### PROBLEM
Return each line of the records holding the string "DataWeb".

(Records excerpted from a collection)
........

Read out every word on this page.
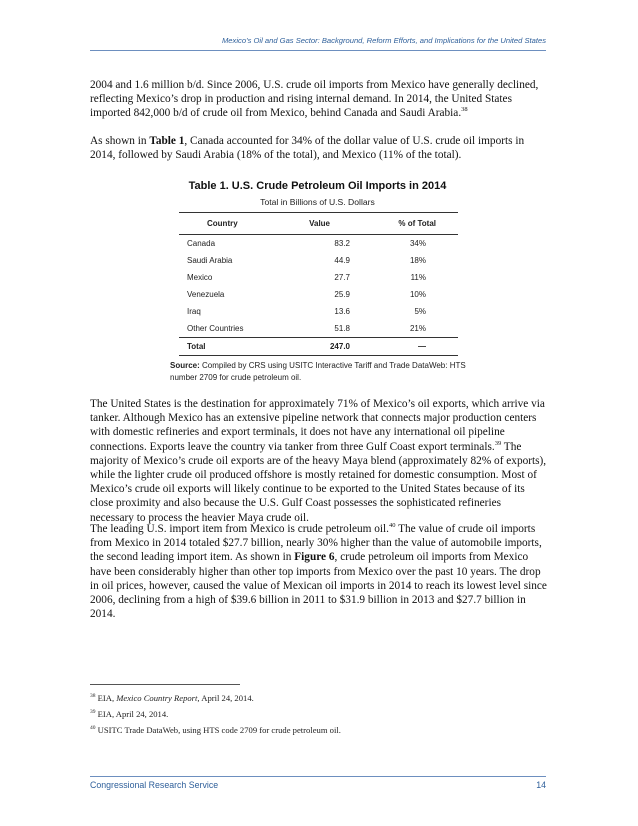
Mexico’s Oil and Gas Sector: Background, Reform Efforts, and Implications for the United States

2004 and 1.6 million b/d. Since 2006, U.S. crude oil imports from Mexico have generally declined, reflecting Mexico’s drop in production and rising internal demand. In 2014, the United States imported 842,000 b/d of crude oil from Mexico, behind Canada and Saudi Arabia.$^{38}$

As shown in Table 1, Canada accounted for 34% of the dollar value of U.S. crude oil imports in 2014, followed by Saudi Arabia (18% of the total), and Mexico (11% of the total).

Table 1. U.S. Crude Petroleum Oil Imports in 2014
Total in Billions of U.S. Dollars
Country	Value	% of Total
Canada	83.2	34%
Saudi Arabia	44.9	18%
Mexico	27.7	11%
Venezuela	25.9	10%
Iraq	13.6	5%
Other Countries	51.8	21%
Total	247.0	—

Source: Compiled by CRS using USITC Interactive Tariff and Trade DataWeb: HTS number 2709 for crude petroleum oil.

The United States is the destination for approximately 71% of Mexico’s oil exports, which arrive via tanker. Although Mexico has an extensive pipeline network that connects major production centers with domestic refineries and export terminals, it does not have any international oil pipeline connections. Exports leave the country via tanker from three Gulf Coast export terminals.$^{39}$ The majority of Mexico’s crude oil exports are of the heavy Maya blend (approximately 82% of exports), while the lighter crude oil produced offshore is mostly retained for domestic consumption. Most of Mexico’s crude oil exports will likely continue to be exported to the United States because of its close proximity and also because the U.S. Gulf Coast possesses the sophisticated refineries necessary to process the heavier Maya crude oil.

The leading U.S. import item from Mexico is crude petroleum oil.$^{40}$ The value of crude oil imports from Mexico in 2014 totaled $27.7 billion, nearly 30% higher than the value of automobile imports, the second leading import item. As shown in Figure 6, crude petroleum oil imports from Mexico have been considerably higher than other top imports from Mexico over the past 10 years. The drop in oil prices, however, caused the value of Mexican oil imports in 2014 to reach its lowest level since 2006, declining from a high of $39.6 billion in 2011 to $31.9 billion in 2013 and $27.7 billion in 2014.

$^{38}$ EIA, Mexico Country Report, April 24, 2014.

$^{39}$ EIA, April 24, 2014.

$^{40}$ USITC Trade DataWeb, using HTS code 2709 for crude petroleum oil.

Congressional Research Service	14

........

### SOLUTION
Source: Compiled by CRS using USITC Interactive Tariff and Trade DataWeb: HTS number 2709 for crude petroleum oil.
$^{40}$ USITC Trade DataWeb, using HTS code 2709 for crude petroleum oil.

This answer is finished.